[INFORMATION SHOWN]
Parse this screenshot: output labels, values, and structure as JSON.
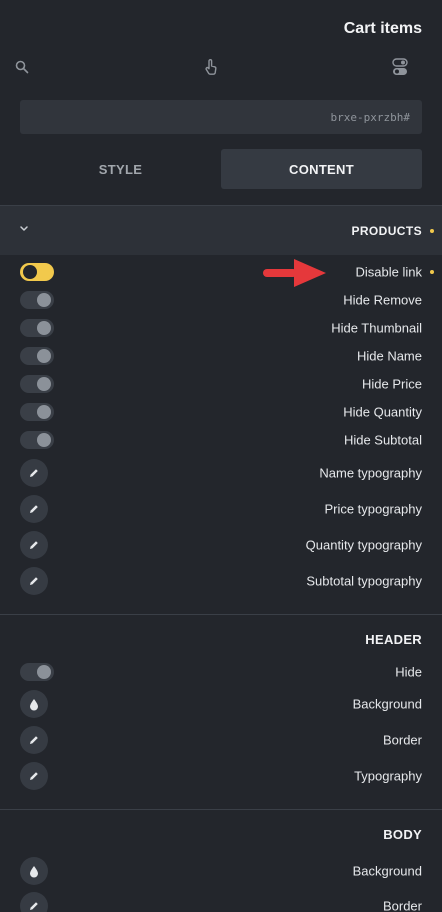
{
  "panel": {
    "title": "Cart items"
  },
  "toolbar": {
    "icons": [
      "search-icon",
      "pointer-icon",
      "toggle-icon"
    ]
  },
  "selector": {
    "value": "brxe-pxrzbh#"
  },
  "tabs": [
    {
      "label": "STYLE",
      "active": false
    },
    {
      "label": "CONTENT",
      "active": true
    }
  ],
  "products": {
    "title": "PRODUCTS",
    "toggles": [
      {
        "label": "Disable link",
        "on": true,
        "modified": true
      },
      {
        "label": "Hide Remove",
        "on": false
      },
      {
        "label": "Hide Thumbnail",
        "on": false
      },
      {
        "label": "Hide Name",
        "on": false
      },
      {
        "label": "Hide Price",
        "on": false
      },
      {
        "label": "Hide Quantity",
        "on": false
      },
      {
        "label": "Hide Subtotal",
        "on": false
      }
    ],
    "typography": [
      {
        "label": "Name typography",
        "icon": "pencil-icon"
      },
      {
        "label": "Price typography",
        "icon": "pencil-icon"
      },
      {
        "label": "Quantity typography",
        "icon": "pencil-icon"
      },
      {
        "label": "Subtotal typography",
        "icon": "pencil-icon"
      }
    ]
  },
  "header": {
    "title": "HEADER",
    "hide": {
      "label": "Hide",
      "on": false
    },
    "background": {
      "label": "Background",
      "icon": "droplet-icon"
    },
    "border": {
      "label": "Border",
      "icon": "pencil-icon"
    },
    "typography": {
      "label": "Typography",
      "icon": "pencil-icon"
    }
  },
  "body": {
    "title": "BODY",
    "background": {
      "label": "Background",
      "icon": "droplet-icon"
    },
    "border": {
      "label": "Border",
      "icon": "pencil-icon"
    }
  },
  "colors": {
    "accent": "#f2c94c",
    "arrow": "#e5383b",
    "background": "#23262c"
  }
}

[WHAT THE EXERCISE ASKS]
Reproduce every record above exactly, but leave out the pictures.

[SOLVED EXERCISE]
Parse this screenshot: output labels, values, and structure as JSON.
{
  "panel": {
    "title": "Cart items"
  },
  "toolbar": {
    "icons": [
      "search-icon",
      "pointer-icon",
      "toggle-icon"
    ]
  },
  "selector": {
    "value": "brxe-pxrzbh#"
  },
  "tabs": [
    {
      "label": "STYLE",
      "active": false
    },
    {
      "label": "CONTENT",
      "active": true
    }
  ],
  "products": {
    "title": "PRODUCTS",
    "toggles": [
      {
        "label": "Disable link",
        "on": true,
        "modified": true
      },
      {
        "label": "Hide Remove",
        "on": false
      },
      {
        "label": "Hide Thumbnail",
        "on": false
      },
      {
        "label": "Hide Name",
        "on": false
      },
      {
        "label": "Hide Price",
        "on": false
      },
      {
        "label": "Hide Quantity",
        "on": false
      },
      {
        "label": "Hide Subtotal",
        "on": false
      }
    ],
    "typography": [
      {
        "label": "Name typography",
        "icon": "pencil-icon"
      },
      {
        "label": "Price typography",
        "icon": "pencil-icon"
      },
      {
        "label": "Quantity typography",
        "icon": "pencil-icon"
      },
      {
        "label": "Subtotal typography",
        "icon": "pencil-icon"
      }
    ]
  },
  "header": {
    "title": "HEADER",
    "hide": {
      "label": "Hide",
      "on": false
    },
    "background": {
      "label": "Background",
      "icon": "droplet-icon"
    },
    "border": {
      "label": "Border",
      "icon": "pencil-icon"
    },
    "typography": {
      "label": "Typography",
      "icon": "pencil-icon"
    }
  },
  "body": {
    "title": "BODY",
    "background": {
      "label": "Background",
      "icon": "droplet-icon"
    },
    "border": {
      "label": "Border",
      "icon": "pencil-icon"
    }
  },
  "colors": {
    "accent": "#f2c94c",
    "arrow": "#e5383b",
    "background": "#23262c"
  }
}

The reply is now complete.